Task statement
Your task is to transcribe all of the data below exactly, omitting the images.

Extracted data

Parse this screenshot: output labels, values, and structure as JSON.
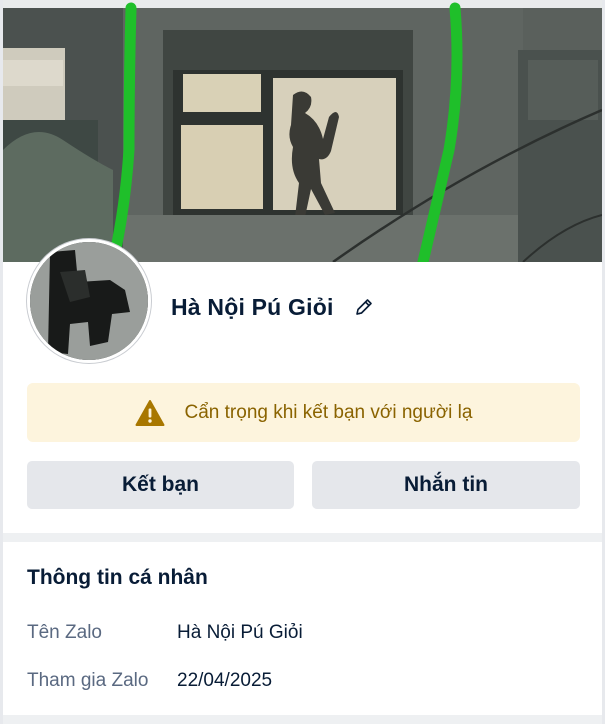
{
  "profile": {
    "name": "Hà Nội Pú Giỏi",
    "edit_icon": "pencil-icon"
  },
  "warning": {
    "icon": "warning-triangle-icon",
    "text": "Cẩn trọng khi kết bạn với người lạ",
    "color": "#8a6300",
    "background": "#fdf4dd"
  },
  "actions": {
    "add_friend_label": "Kết bạn",
    "message_label": "Nhắn tin"
  },
  "personal_info": {
    "title": "Thông tin cá nhân",
    "rows": [
      {
        "label": "Tên Zalo",
        "value": "Hà Nội Pú Giỏi"
      },
      {
        "label": "Tham gia Zalo",
        "value": "22/04/2025"
      }
    ]
  },
  "colors": {
    "text_primary": "#081c36",
    "text_secondary": "#5a6981",
    "button_bg": "#e5e7eb"
  }
}
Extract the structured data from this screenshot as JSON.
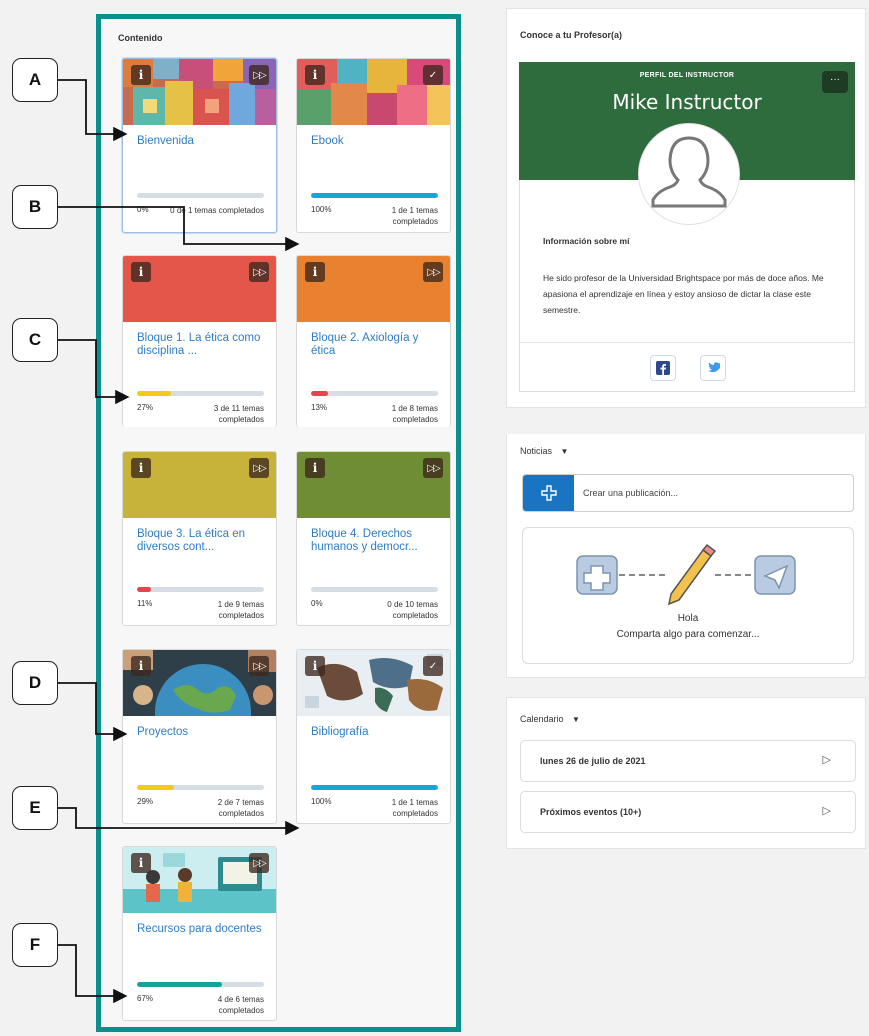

In response
Parse this screenshot: output labels, values, and structure as JSON.
{
  "profile": {
    "name": "Hà Nội Pú Giỏi",
    "edit_icon": "pencil-icon"
  },
  "warning": {
    "icon": "warning-triangle-icon",
    "text": "Cẩn trọng khi kết bạn với người lạ",
    "color": "#8a6300",
    "background": "#fdf4dd"
  },
  "actions": {
    "add_friend_label": "Kết bạn",
    "message_label": "Nhắn tin"
  },
  "personal_info": {
    "title": "Thông tin cá nhân",
    "rows": [
      {
        "label": "Tên Zalo",
        "value": "Hà Nội Pú Giỏi"
      },
      {
        "label": "Tham gia Zalo",
        "value": "22/04/2025"
      }
    ]
  },
  "colors": {
    "text_primary": "#081c36",
    "text_secondary": "#5a6981",
    "button_bg": "#e5e7eb"
  }
}
Extract the structured data from this screenshot as JSON.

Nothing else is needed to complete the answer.